STORED DATA:
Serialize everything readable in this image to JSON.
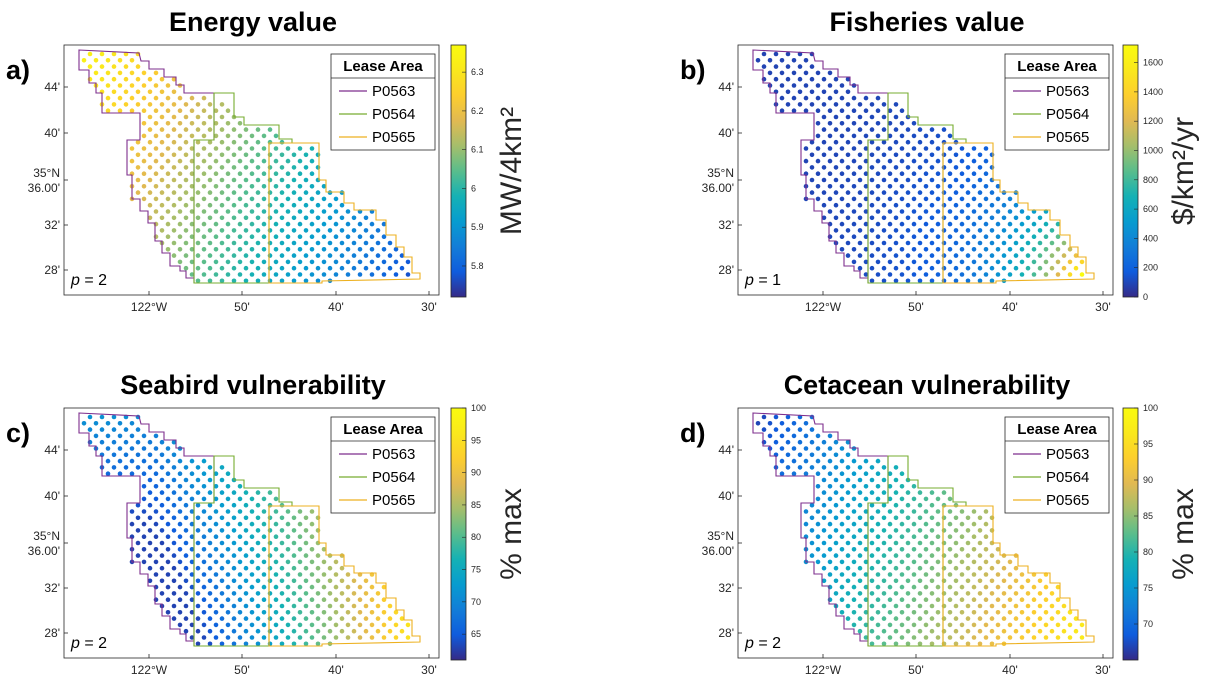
{
  "chart_data": [
    {
      "type": "scatter",
      "panel_label": "a)",
      "title": "Energy value",
      "colorbar_label": "MW/4km²",
      "colorbar_range": [
        5.72,
        6.37
      ],
      "colorbar_ticks": [
        "5.8",
        "5.9",
        "6",
        "6.1",
        "6.2",
        "6.3"
      ],
      "colorbar_tick_values": [
        5.8,
        5.9,
        6.0,
        6.1,
        6.2,
        6.3
      ],
      "annotation": "p = 2",
      "trend": "decreases from northwest to southeast",
      "value_range": [
        5.8,
        6.35
      ]
    },
    {
      "type": "scatter",
      "panel_label": "b)",
      "title": "Fisheries value",
      "colorbar_label": "$/km²/yr",
      "colorbar_range": [
        0,
        1720
      ],
      "colorbar_ticks": [
        "0",
        "200",
        "400",
        "600",
        "800",
        "1000",
        "1200",
        "1400",
        "1600"
      ],
      "colorbar_tick_values": [
        0,
        200,
        400,
        600,
        800,
        1000,
        1200,
        1400,
        1600
      ],
      "annotation": "p = 1",
      "trend": "low across most of the area, highest at the southeast tip",
      "value_range": [
        0,
        1700
      ]
    },
    {
      "type": "scatter",
      "panel_label": "c)",
      "title": "Seabird vulnerability",
      "colorbar_label": "% max",
      "colorbar_range": [
        61,
        100
      ],
      "colorbar_ticks": [
        "65",
        "70",
        "75",
        "80",
        "85",
        "90",
        "95",
        "100"
      ],
      "colorbar_tick_values": [
        65,
        70,
        75,
        80,
        85,
        90,
        95,
        100
      ],
      "annotation": "p = 2",
      "trend": "lowest in the southwest interior, highest in the southeast",
      "value_range": [
        62,
        100
      ]
    },
    {
      "type": "scatter",
      "panel_label": "d)",
      "title": "Cetacean vulnerability",
      "colorbar_label": "% max",
      "colorbar_range": [
        65,
        100
      ],
      "colorbar_ticks": [
        "70",
        "75",
        "80",
        "85",
        "90",
        "95",
        "100"
      ],
      "colorbar_tick_values": [
        70,
        75,
        80,
        85,
        90,
        95,
        100
      ],
      "annotation": "p = 2",
      "trend": "increases from northwest to southeast",
      "value_range": [
        66,
        100
      ]
    }
  ],
  "map_axes": {
    "y_ticks": [
      "44'",
      "40'",
      "35°N\n36.00'",
      "32'",
      "28'"
    ],
    "x_ticks": [
      "122°W",
      "50'",
      "40'",
      "30'"
    ]
  },
  "legend": {
    "title": "Lease Area",
    "items": [
      {
        "name": "P0563",
        "color": "#7E2F8E"
      },
      {
        "name": "P0564",
        "color": "#77AC30"
      },
      {
        "name": "P0565",
        "color": "#EDB120"
      }
    ]
  },
  "colormap": "parula"
}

WORK REQUIRED: A number is the only answer here: how many lines of the material above contain "from"?

RESULT OF THE TASK: 2